_Goal of the exercise_
Reproduce every line of the material below without changing a single character.
[Start of Provided information]
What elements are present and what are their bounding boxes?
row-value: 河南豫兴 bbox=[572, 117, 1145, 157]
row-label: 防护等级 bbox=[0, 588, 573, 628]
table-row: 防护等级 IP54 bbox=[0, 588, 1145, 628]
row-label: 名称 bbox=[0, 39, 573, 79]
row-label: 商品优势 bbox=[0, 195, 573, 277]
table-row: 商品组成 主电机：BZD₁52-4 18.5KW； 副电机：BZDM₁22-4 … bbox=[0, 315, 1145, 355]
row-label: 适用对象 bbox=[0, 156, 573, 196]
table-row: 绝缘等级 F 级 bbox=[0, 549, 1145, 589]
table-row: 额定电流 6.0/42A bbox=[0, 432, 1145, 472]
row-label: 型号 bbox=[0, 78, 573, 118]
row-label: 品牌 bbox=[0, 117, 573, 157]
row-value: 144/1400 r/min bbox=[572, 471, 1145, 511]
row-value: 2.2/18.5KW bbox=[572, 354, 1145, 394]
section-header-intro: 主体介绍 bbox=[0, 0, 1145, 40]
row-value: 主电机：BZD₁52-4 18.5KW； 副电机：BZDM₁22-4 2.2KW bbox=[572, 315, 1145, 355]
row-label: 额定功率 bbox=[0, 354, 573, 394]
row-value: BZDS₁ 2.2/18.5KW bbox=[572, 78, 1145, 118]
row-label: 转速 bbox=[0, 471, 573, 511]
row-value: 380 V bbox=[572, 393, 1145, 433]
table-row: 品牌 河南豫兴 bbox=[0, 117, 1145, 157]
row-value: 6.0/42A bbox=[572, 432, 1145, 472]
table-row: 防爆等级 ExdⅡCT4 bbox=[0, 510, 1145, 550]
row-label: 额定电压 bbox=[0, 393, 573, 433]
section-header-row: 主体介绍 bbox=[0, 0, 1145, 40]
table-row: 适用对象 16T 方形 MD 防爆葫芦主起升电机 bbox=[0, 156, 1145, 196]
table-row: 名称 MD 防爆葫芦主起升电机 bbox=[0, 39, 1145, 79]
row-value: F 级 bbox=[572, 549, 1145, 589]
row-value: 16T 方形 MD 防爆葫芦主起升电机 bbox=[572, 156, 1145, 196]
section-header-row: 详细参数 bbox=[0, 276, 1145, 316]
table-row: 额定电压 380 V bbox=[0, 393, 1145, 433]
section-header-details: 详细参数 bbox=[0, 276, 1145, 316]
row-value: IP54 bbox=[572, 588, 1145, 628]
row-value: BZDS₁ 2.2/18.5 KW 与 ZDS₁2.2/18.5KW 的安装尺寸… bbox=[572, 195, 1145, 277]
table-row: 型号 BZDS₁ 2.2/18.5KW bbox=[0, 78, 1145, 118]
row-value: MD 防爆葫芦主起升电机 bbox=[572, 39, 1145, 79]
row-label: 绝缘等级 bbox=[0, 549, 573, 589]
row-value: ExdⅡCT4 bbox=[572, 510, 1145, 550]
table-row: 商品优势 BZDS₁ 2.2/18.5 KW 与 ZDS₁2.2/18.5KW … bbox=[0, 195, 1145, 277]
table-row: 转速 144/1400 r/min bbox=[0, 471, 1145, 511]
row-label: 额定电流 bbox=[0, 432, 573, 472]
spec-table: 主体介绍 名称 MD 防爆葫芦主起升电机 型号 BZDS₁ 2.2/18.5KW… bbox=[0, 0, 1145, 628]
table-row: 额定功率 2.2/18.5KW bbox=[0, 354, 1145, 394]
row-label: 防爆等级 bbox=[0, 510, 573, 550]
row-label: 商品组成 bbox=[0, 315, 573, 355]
[End of Provided information]
_Answer below_
What elements are present and what are their bounding boxes?
row-value: 河南豫兴 bbox=[572, 117, 1145, 157]
row-label: 防护等级 bbox=[0, 588, 573, 628]
table-row: 防护等级 IP54 bbox=[0, 588, 1145, 628]
row-label: 名称 bbox=[0, 39, 573, 79]
row-label: 商品优势 bbox=[0, 195, 573, 277]
table-row: 商品组成 主电机：BZD₁52-4 18.5KW； 副电机：BZDM₁22-4 … bbox=[0, 315, 1145, 355]
row-label: 适用对象 bbox=[0, 156, 573, 196]
table-row: 绝缘等级 F 级 bbox=[0, 549, 1145, 589]
table-row: 额定电流 6.0/42A bbox=[0, 432, 1145, 472]
row-label: 型号 bbox=[0, 78, 573, 118]
row-label: 品牌 bbox=[0, 117, 573, 157]
row-value: 144/1400 r/min bbox=[572, 471, 1145, 511]
row-value: 2.2/18.5KW bbox=[572, 354, 1145, 394]
section-header-intro: 主体介绍 bbox=[0, 0, 1145, 40]
row-value: 主电机：BZD₁52-4 18.5KW； 副电机：BZDM₁22-4 2.2KW bbox=[572, 315, 1145, 355]
row-label: 额定功率 bbox=[0, 354, 573, 394]
row-value: BZDS₁ 2.2/18.5KW bbox=[572, 78, 1145, 118]
row-label: 转速 bbox=[0, 471, 573, 511]
row-value: 380 V bbox=[572, 393, 1145, 433]
table-row: 品牌 河南豫兴 bbox=[0, 117, 1145, 157]
row-value: 6.0/42A bbox=[572, 432, 1145, 472]
table-row: 防爆等级 ExdⅡCT4 bbox=[0, 510, 1145, 550]
row-label: 额定电压 bbox=[0, 393, 573, 433]
section-header-row: 主体介绍 bbox=[0, 0, 1145, 40]
table-row: 适用对象 16T 方形 MD 防爆葫芦主起升电机 bbox=[0, 156, 1145, 196]
table-row: 名称 MD 防爆葫芦主起升电机 bbox=[0, 39, 1145, 79]
row-value: F 级 bbox=[572, 549, 1145, 589]
row-value: 16T 方形 MD 防爆葫芦主起升电机 bbox=[572, 156, 1145, 196]
section-header-row: 详细参数 bbox=[0, 276, 1145, 316]
table-row: 额定电压 380 V bbox=[0, 393, 1145, 433]
section-header-details: 详细参数 bbox=[0, 276, 1145, 316]
row-value: IP54 bbox=[572, 588, 1145, 628]
row-value: BZDS₁ 2.2/18.5 KW 与 ZDS₁2.2/18.5KW 的安装尺寸… bbox=[572, 195, 1145, 277]
table-row: 型号 BZDS₁ 2.2/18.5KW bbox=[0, 78, 1145, 118]
row-value: MD 防爆葫芦主起升电机 bbox=[572, 39, 1145, 79]
row-label: 绝缘等级 bbox=[0, 549, 573, 589]
row-value: ExdⅡCT4 bbox=[572, 510, 1145, 550]
table-row: 商品优势 BZDS₁ 2.2/18.5 KW 与 ZDS₁2.2/18.5KW … bbox=[0, 195, 1145, 277]
table-row: 转速 144/1400 r/min bbox=[0, 471, 1145, 511]
row-label: 额定电流 bbox=[0, 432, 573, 472]
spec-table: 主体介绍 名称 MD 防爆葫芦主起升电机 型号 BZDS₁ 2.2/18.5KW… bbox=[0, 0, 1145, 628]
table-row: 额定功率 2.2/18.5KW bbox=[0, 354, 1145, 394]
row-label: 防爆等级 bbox=[0, 510, 573, 550]
row-label: 商品组成 bbox=[0, 315, 573, 355]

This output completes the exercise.